Every record below should be printed exactly as given.

-- Begin Excerpted records --

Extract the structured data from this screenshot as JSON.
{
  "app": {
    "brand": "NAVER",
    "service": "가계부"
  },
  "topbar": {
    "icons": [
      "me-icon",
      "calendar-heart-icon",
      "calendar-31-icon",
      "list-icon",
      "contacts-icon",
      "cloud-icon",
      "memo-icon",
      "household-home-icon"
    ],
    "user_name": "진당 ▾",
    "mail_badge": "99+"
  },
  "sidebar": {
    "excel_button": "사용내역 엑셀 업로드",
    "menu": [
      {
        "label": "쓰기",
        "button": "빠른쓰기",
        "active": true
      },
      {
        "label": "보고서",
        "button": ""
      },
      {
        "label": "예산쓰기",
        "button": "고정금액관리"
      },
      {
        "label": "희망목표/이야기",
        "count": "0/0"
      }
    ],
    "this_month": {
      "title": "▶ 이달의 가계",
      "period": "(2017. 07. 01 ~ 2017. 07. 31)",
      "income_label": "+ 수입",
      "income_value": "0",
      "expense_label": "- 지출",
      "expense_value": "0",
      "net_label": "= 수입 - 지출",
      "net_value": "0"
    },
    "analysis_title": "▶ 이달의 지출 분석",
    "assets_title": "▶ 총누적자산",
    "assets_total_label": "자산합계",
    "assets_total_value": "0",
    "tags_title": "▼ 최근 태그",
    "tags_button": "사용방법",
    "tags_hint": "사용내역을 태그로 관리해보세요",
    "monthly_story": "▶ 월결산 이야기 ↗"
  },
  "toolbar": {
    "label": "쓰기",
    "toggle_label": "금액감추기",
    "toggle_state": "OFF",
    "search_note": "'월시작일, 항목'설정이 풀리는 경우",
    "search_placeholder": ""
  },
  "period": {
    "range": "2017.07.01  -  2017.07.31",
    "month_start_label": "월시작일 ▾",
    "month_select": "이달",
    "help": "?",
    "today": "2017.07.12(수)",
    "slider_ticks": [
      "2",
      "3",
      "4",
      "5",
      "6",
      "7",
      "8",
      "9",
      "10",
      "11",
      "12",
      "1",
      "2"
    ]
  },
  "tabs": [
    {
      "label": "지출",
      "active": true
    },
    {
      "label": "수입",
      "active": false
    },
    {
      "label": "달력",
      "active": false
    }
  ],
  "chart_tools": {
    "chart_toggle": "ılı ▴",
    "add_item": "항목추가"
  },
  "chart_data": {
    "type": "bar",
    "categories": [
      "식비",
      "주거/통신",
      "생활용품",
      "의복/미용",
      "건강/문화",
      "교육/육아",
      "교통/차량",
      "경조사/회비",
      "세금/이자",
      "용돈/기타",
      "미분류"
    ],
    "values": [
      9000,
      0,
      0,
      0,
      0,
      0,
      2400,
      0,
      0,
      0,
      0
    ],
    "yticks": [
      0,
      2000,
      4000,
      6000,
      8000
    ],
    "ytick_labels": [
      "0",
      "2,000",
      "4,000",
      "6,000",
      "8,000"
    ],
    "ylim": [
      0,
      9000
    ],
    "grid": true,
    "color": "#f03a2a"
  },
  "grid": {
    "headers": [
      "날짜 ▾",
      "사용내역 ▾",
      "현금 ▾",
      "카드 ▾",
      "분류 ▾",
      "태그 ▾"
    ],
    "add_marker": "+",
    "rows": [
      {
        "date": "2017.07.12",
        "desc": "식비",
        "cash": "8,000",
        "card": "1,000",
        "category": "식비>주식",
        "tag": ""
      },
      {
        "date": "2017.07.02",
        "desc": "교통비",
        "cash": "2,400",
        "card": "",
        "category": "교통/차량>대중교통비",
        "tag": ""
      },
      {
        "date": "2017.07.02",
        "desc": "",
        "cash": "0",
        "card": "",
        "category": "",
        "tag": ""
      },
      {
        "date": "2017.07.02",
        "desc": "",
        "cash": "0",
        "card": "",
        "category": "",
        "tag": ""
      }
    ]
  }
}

-- End Excerpted records --

• _Worked solution_:
Extract the structured data from this screenshot as JSON.
{
  "app": {
    "brand": "NAVER",
    "service": "가계부"
  },
  "topbar": {
    "icons": [
      "me-icon",
      "calendar-heart-icon",
      "calendar-31-icon",
      "list-icon",
      "contacts-icon",
      "cloud-icon",
      "memo-icon",
      "household-home-icon"
    ],
    "user_name": "진당 ▾",
    "mail_badge": "99+"
  },
  "sidebar": {
    "excel_button": "사용내역 엑셀 업로드",
    "menu": [
      {
        "label": "쓰기",
        "button": "빠른쓰기",
        "active": true
      },
      {
        "label": "보고서",
        "button": ""
      },
      {
        "label": "예산쓰기",
        "button": "고정금액관리"
      },
      {
        "label": "희망목표/이야기",
        "count": "0/0"
      }
    ],
    "this_month": {
      "title": "▶ 이달의 가계",
      "period": "(2017. 07. 01 ~ 2017. 07. 31)",
      "income_label": "+ 수입",
      "income_value": "0",
      "expense_label": "- 지출",
      "expense_value": "0",
      "net_label": "= 수입 - 지출",
      "net_value": "0"
    },
    "analysis_title": "▶ 이달의 지출 분석",
    "assets_title": "▶ 총누적자산",
    "assets_total_label": "자산합계",
    "assets_total_value": "0",
    "tags_title": "▼ 최근 태그",
    "tags_button": "사용방법",
    "tags_hint": "사용내역을 태그로 관리해보세요",
    "monthly_story": "▶ 월결산 이야기 ↗"
  },
  "toolbar": {
    "label": "쓰기",
    "toggle_label": "금액감추기",
    "toggle_state": "OFF",
    "search_note": "'월시작일, 항목'설정이 풀리는 경우",
    "search_placeholder": ""
  },
  "period": {
    "range": "2017.07.01  -  2017.07.31",
    "month_start_label": "월시작일 ▾",
    "month_select": "이달",
    "help": "?",
    "today": "2017.07.12(수)",
    "slider_ticks": [
      "2",
      "3",
      "4",
      "5",
      "6",
      "7",
      "8",
      "9",
      "10",
      "11",
      "12",
      "1",
      "2"
    ]
  },
  "tabs": [
    {
      "label": "지출",
      "active": true
    },
    {
      "label": "수입",
      "active": false
    },
    {
      "label": "달력",
      "active": false
    }
  ],
  "chart_tools": {
    "chart_toggle": "ılı ▴",
    "add_item": "항목추가"
  },
  "chart_data": {
    "type": "bar",
    "categories": [
      "식비",
      "주거/통신",
      "생활용품",
      "의복/미용",
      "건강/문화",
      "교육/육아",
      "교통/차량",
      "경조사/회비",
      "세금/이자",
      "용돈/기타",
      "미분류"
    ],
    "values": [
      9000,
      0,
      0,
      0,
      0,
      0,
      2400,
      0,
      0,
      0,
      0
    ],
    "yticks": [
      0,
      2000,
      4000,
      6000,
      8000
    ],
    "ytick_labels": [
      "0",
      "2,000",
      "4,000",
      "6,000",
      "8,000"
    ],
    "ylim": [
      0,
      9000
    ],
    "grid": true,
    "color": "#f03a2a"
  },
  "grid": {
    "headers": [
      "날짜 ▾",
      "사용내역 ▾",
      "현금 ▾",
      "카드 ▾",
      "분류 ▾",
      "태그 ▾"
    ],
    "add_marker": "+",
    "rows": [
      {
        "date": "2017.07.12",
        "desc": "식비",
        "cash": "8,000",
        "card": "1,000",
        "category": "식비>주식",
        "tag": ""
      },
      {
        "date": "2017.07.02",
        "desc": "교통비",
        "cash": "2,400",
        "card": "",
        "category": "교통/차량>대중교통비",
        "tag": ""
      },
      {
        "date": "2017.07.02",
        "desc": "",
        "cash": "0",
        "card": "",
        "category": "",
        "tag": ""
      },
      {
        "date": "2017.07.02",
        "desc": "",
        "cash": "0",
        "card": "",
        "category": "",
        "tag": ""
      }
    ]
  }
}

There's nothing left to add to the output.